------ Data provided
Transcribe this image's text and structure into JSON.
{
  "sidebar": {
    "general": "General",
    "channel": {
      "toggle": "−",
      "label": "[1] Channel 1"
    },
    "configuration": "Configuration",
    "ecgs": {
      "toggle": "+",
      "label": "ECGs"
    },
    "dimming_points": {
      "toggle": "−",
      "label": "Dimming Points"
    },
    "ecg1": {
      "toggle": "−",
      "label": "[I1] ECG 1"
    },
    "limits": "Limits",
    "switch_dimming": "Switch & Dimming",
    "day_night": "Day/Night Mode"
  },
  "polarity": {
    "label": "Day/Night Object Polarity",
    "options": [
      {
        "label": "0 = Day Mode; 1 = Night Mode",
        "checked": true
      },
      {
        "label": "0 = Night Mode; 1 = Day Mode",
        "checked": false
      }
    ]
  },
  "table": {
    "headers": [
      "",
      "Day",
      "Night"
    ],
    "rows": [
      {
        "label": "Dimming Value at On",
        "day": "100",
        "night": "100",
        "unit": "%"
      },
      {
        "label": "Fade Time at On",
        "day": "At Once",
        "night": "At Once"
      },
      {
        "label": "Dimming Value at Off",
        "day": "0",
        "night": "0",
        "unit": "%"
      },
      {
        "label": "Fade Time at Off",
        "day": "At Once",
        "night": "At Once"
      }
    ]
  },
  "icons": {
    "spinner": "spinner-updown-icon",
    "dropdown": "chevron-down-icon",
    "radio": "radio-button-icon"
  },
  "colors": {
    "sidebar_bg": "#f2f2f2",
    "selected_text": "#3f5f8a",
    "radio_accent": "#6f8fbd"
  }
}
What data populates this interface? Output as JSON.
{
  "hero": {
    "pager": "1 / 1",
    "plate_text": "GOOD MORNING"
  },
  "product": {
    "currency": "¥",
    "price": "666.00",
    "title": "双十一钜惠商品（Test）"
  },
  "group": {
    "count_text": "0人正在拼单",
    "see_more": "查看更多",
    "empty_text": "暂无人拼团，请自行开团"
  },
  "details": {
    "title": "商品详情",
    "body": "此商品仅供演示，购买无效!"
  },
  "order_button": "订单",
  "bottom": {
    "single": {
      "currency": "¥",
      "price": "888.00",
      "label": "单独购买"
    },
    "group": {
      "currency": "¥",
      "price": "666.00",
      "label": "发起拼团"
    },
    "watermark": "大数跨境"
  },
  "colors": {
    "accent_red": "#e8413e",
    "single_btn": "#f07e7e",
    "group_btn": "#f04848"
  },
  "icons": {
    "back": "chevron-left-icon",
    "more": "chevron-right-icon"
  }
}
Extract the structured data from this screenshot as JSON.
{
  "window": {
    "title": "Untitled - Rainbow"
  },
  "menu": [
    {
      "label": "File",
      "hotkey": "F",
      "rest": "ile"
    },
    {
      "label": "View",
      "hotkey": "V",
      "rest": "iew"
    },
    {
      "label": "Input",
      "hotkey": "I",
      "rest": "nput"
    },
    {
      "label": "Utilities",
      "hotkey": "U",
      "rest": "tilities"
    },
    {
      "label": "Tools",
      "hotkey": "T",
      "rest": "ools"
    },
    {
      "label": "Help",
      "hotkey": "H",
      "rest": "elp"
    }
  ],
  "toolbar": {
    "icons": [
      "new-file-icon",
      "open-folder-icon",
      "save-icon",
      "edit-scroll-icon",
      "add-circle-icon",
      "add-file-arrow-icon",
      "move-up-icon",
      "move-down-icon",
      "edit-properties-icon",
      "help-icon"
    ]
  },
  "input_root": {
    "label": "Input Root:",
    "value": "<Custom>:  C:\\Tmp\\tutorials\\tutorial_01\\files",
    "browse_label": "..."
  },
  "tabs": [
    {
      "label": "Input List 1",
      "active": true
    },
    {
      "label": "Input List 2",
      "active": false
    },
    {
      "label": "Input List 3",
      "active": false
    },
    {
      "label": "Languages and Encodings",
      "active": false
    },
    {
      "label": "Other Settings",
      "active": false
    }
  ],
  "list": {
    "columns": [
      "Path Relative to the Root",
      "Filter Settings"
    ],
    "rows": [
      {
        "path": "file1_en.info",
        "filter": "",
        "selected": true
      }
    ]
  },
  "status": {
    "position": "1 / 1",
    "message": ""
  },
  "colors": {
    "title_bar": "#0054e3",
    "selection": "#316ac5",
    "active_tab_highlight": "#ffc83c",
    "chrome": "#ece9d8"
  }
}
------------
All of the lines above must be returned exactly.

Transcribe this image's text and structure into JSON.
{
  "sidebar": {
    "general": "General",
    "channel": {
      "toggle": "−",
      "label": "[1] Channel 1"
    },
    "configuration": "Configuration",
    "ecgs": {
      "toggle": "+",
      "label": "ECGs"
    },
    "dimming_points": {
      "toggle": "−",
      "label": "Dimming Points"
    },
    "ecg1": {
      "toggle": "−",
      "label": "[I1] ECG 1"
    },
    "limits": "Limits",
    "switch_dimming": "Switch & Dimming",
    "day_night": "Day/Night Mode"
  },
  "polarity": {
    "label": "Day/Night Object Polarity",
    "options": [
      {
        "label": "0 = Day Mode; 1 = Night Mode",
        "checked": true
      },
      {
        "label": "0 = Night Mode; 1 = Day Mode",
        "checked": false
      }
    ]
  },
  "table": {
    "headers": [
      "",
      "Day",
      "Night"
    ],
    "rows": [
      {
        "label": "Dimming Value at On",
        "day": "100",
        "night": "100",
        "unit": "%"
      },
      {
        "label": "Fade Time at On",
        "day": "At Once",
        "night": "At Once"
      },
      {
        "label": "Dimming Value at Off",
        "day": "0",
        "night": "0",
        "unit": "%"
      },
      {
        "label": "Fade Time at Off",
        "day": "At Once",
        "night": "At Once"
      }
    ]
  },
  "icons": {
    "spinner": "spinner-updown-icon",
    "dropdown": "chevron-down-icon",
    "radio": "radio-button-icon"
  },
  "colors": {
    "sidebar_bg": "#f2f2f2",
    "selected_text": "#3f5f8a",
    "radio_accent": "#6f8fbd"
  }
}
What data populates this interface? Output as JSON.
{
  "hero": {
    "pager": "1 / 1",
    "plate_text": "GOOD MORNING"
  },
  "product": {
    "currency": "¥",
    "price": "666.00",
    "title": "双十一钜惠商品（Test）"
  },
  "group": {
    "count_text": "0人正在拼单",
    "see_more": "查看更多",
    "empty_text": "暂无人拼团，请自行开团"
  },
  "details": {
    "title": "商品详情",
    "body": "此商品仅供演示，购买无效!"
  },
  "order_button": "订单",
  "bottom": {
    "single": {
      "currency": "¥",
      "price": "888.00",
      "label": "单独购买"
    },
    "group": {
      "currency": "¥",
      "price": "666.00",
      "label": "发起拼团"
    },
    "watermark": "大数跨境"
  },
  "colors": {
    "accent_red": "#e8413e",
    "single_btn": "#f07e7e",
    "group_btn": "#f04848"
  },
  "icons": {
    "back": "chevron-left-icon",
    "more": "chevron-right-icon"
  }
}
Extract the structured data from this screenshot as JSON.
{
  "window": {
    "title": "Untitled - Rainbow"
  },
  "menu": [
    {
      "label": "File",
      "hotkey": "F",
      "rest": "ile"
    },
    {
      "label": "View",
      "hotkey": "V",
      "rest": "iew"
    },
    {
      "label": "Input",
      "hotkey": "I",
      "rest": "nput"
    },
    {
      "label": "Utilities",
      "hotkey": "U",
      "rest": "tilities"
    },
    {
      "label": "Tools",
      "hotkey": "T",
      "rest": "ools"
    },
    {
      "label": "Help",
      "hotkey": "H",
      "rest": "elp"
    }
  ],
  "toolbar": {
    "icons": [
      "new-file-icon",
      "open-folder-icon",
      "save-icon",
      "edit-scroll-icon",
      "add-circle-icon",
      "add-file-arrow-icon",
      "move-up-icon",
      "move-down-icon",
      "edit-properties-icon",
      "help-icon"
    ]
  },
  "input_root": {
    "label": "Input Root:",
    "value": "<Custom>:  C:\\Tmp\\tutorials\\tutorial_01\\files",
    "browse_label": "..."
  },
  "tabs": [
    {
      "label": "Input List 1",
      "active": true
    },
    {
      "label": "Input List 2",
      "active": false
    },
    {
      "label": "Input List 3",
      "active": false
    },
    {
      "label": "Languages and Encodings",
      "active": false
    },
    {
      "label": "Other Settings",
      "active": false
    }
  ],
  "list": {
    "columns": [
      "Path Relative to the Root",
      "Filter Settings"
    ],
    "rows": [
      {
        "path": "file1_en.info",
        "filter": "",
        "selected": true
      }
    ]
  },
  "status": {
    "position": "1 / 1",
    "message": ""
  },
  "colors": {
    "title_bar": "#0054e3",
    "selection": "#316ac5",
    "active_tab_highlight": "#ffc83c",
    "chrome": "#ece9d8"
  }
}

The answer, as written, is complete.